Read the entries below and pull out each line with the string "GOES".

-------

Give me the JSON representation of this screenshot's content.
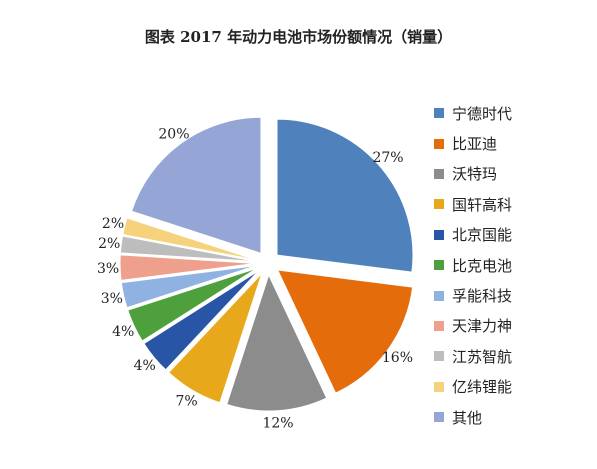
{
  "chart_data": {
    "type": "pie",
    "title": "图表 2017 年动力电池市场份额情况（销量）",
    "legend_position": "right",
    "categories": [
      "宁德时代",
      "比亚迪",
      "沃特玛",
      "国轩高科",
      "北京国能",
      "比克电池",
      "孚能科技",
      "天津力神",
      "江苏智航",
      "亿纬锂能",
      "其他"
    ],
    "values": [
      27,
      16,
      12,
      7,
      4,
      4,
      3,
      3,
      2,
      2,
      20
    ],
    "value_labels": [
      "27%",
      "16%",
      "12%",
      "7%",
      "4%",
      "4%",
      "3%",
      "3%",
      "2%",
      "2%",
      "20%"
    ],
    "colors": [
      "#4F81BD",
      "#E46C0A",
      "#8C8C8C",
      "#E8A81C",
      "#2955A6",
      "#4EA03C",
      "#8FB2E3",
      "#EFA08C",
      "#BDBDBD",
      "#F6D27C",
      "#95A6D6"
    ]
  }
}
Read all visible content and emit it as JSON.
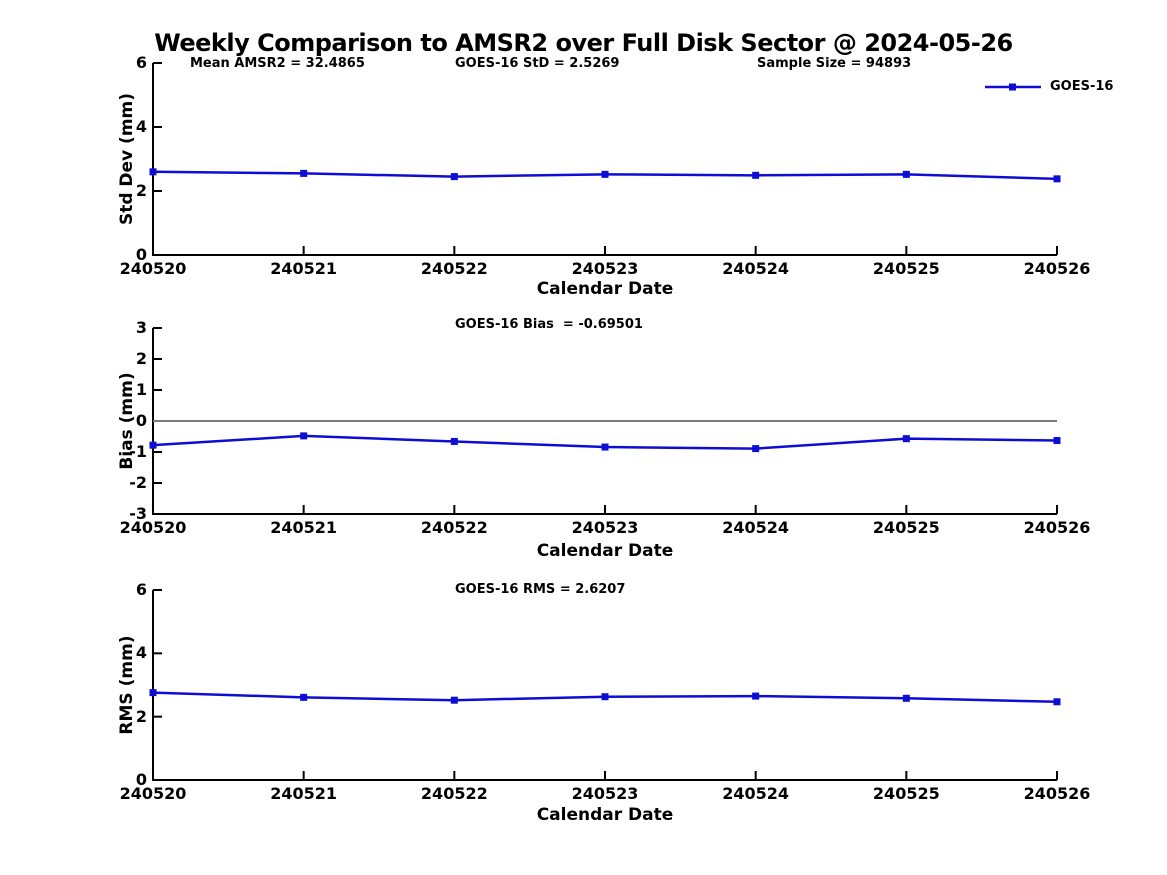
{
  "title": "Weekly Comparison to AMSR2 over Full Disk Sector @ 2024-05-26",
  "legend": {
    "label": "GOES-16",
    "position": "top-right"
  },
  "colors": {
    "series": "#0d0dd6",
    "zero_line": "#7a7a7a",
    "axis": "#000000"
  },
  "chart_data": [
    {
      "type": "line",
      "title": "",
      "annotations": [
        "Mean AMSR2 = 32.4865",
        "GOES-16 StD = 2.5269",
        "Sample Size = 94893"
      ],
      "categories": [
        "240520",
        "240521",
        "240522",
        "240523",
        "240524",
        "240525",
        "240526"
      ],
      "series": [
        {
          "name": "GOES-16",
          "color": "#0d0dd6",
          "marker": "square",
          "values": [
            2.6,
            2.55,
            2.45,
            2.52,
            2.49,
            2.52,
            2.38
          ]
        }
      ],
      "xlabel": "Calendar Date",
      "ylabel": "Std Dev (mm)",
      "ylim": [
        0,
        6
      ],
      "yticks": [
        0,
        2,
        4,
        6
      ],
      "grid": false,
      "zero_line": false
    },
    {
      "type": "line",
      "title": "",
      "annotations": [
        "GOES-16 Bias  = -0.69501"
      ],
      "categories": [
        "240520",
        "240521",
        "240522",
        "240523",
        "240524",
        "240525",
        "240526"
      ],
      "series": [
        {
          "name": "GOES-16",
          "color": "#0d0dd6",
          "marker": "square",
          "values": [
            -0.78,
            -0.48,
            -0.66,
            -0.84,
            -0.89,
            -0.57,
            -0.63
          ]
        }
      ],
      "xlabel": "Calendar Date",
      "ylabel": "Bias (mm)",
      "ylim": [
        -3,
        3
      ],
      "yticks": [
        3,
        2,
        1,
        0,
        -1,
        -2,
        -3
      ],
      "grid": false,
      "zero_line": true
    },
    {
      "type": "line",
      "title": "",
      "annotations": [
        "GOES-16 RMS = 2.6207"
      ],
      "categories": [
        "240520",
        "240521",
        "240522",
        "240523",
        "240524",
        "240525",
        "240526"
      ],
      "series": [
        {
          "name": "GOES-16",
          "color": "#0d0dd6",
          "marker": "square",
          "values": [
            2.76,
            2.61,
            2.52,
            2.63,
            2.65,
            2.58,
            2.47
          ]
        }
      ],
      "xlabel": "Calendar Date",
      "ylabel": "RMS (mm)",
      "ylim": [
        0,
        6
      ],
      "yticks": [
        0,
        2,
        4,
        6
      ],
      "grid": false,
      "zero_line": false
    }
  ]
}
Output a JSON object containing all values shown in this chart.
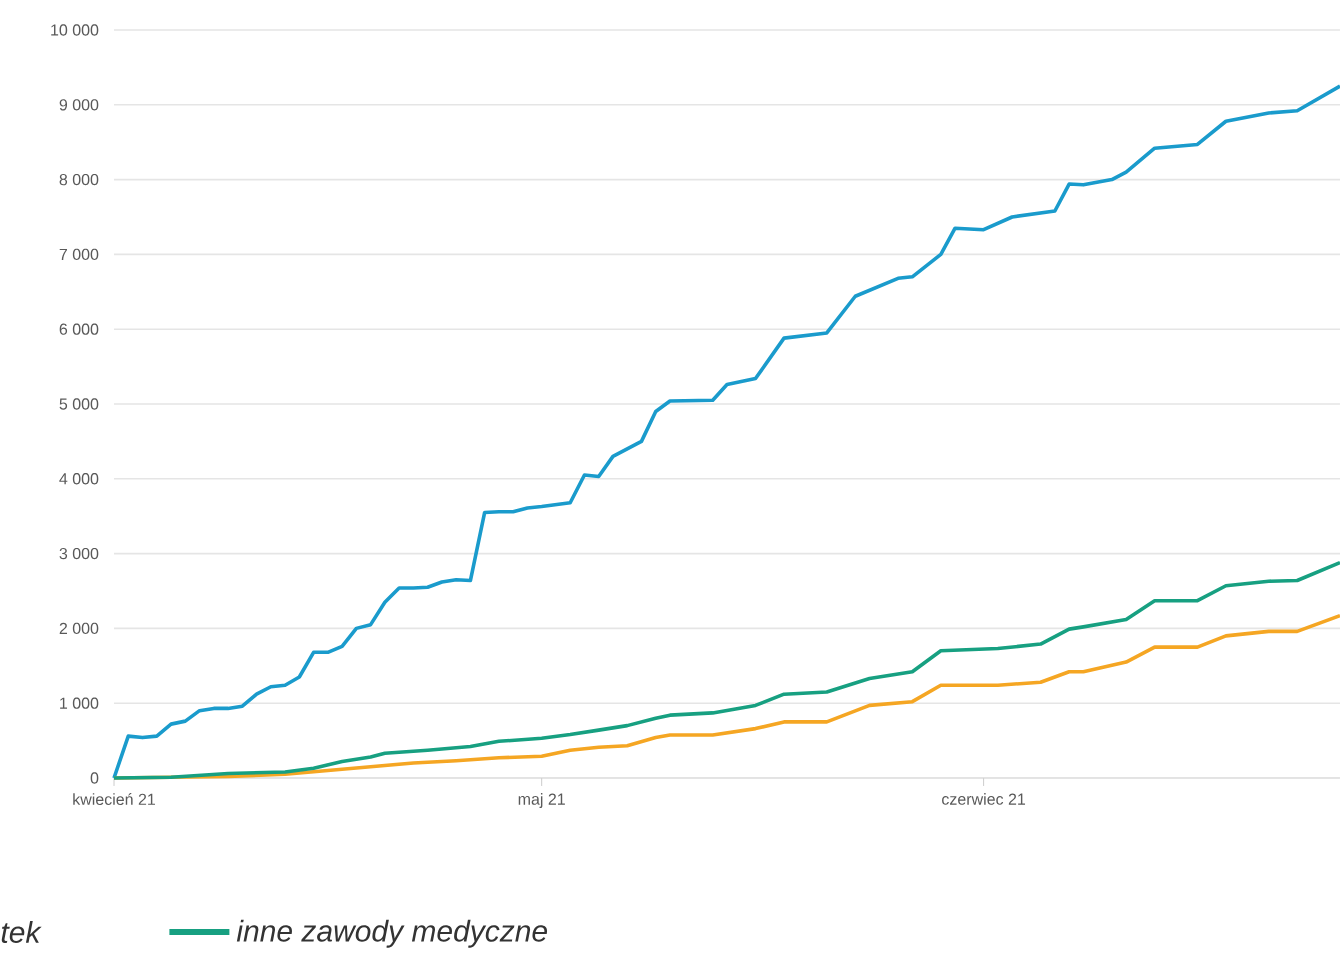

-------

**Solution for this task**
    "label": "GOES-16",
        "GOES-16 StD = 2.5269",
          "name": "GOES-16",
        "GOES-16 Bias  = -0.69501"
          "name": "GOES-16",
        "GOES-16 RMS = 2.6207"
          "name": "GOES-16",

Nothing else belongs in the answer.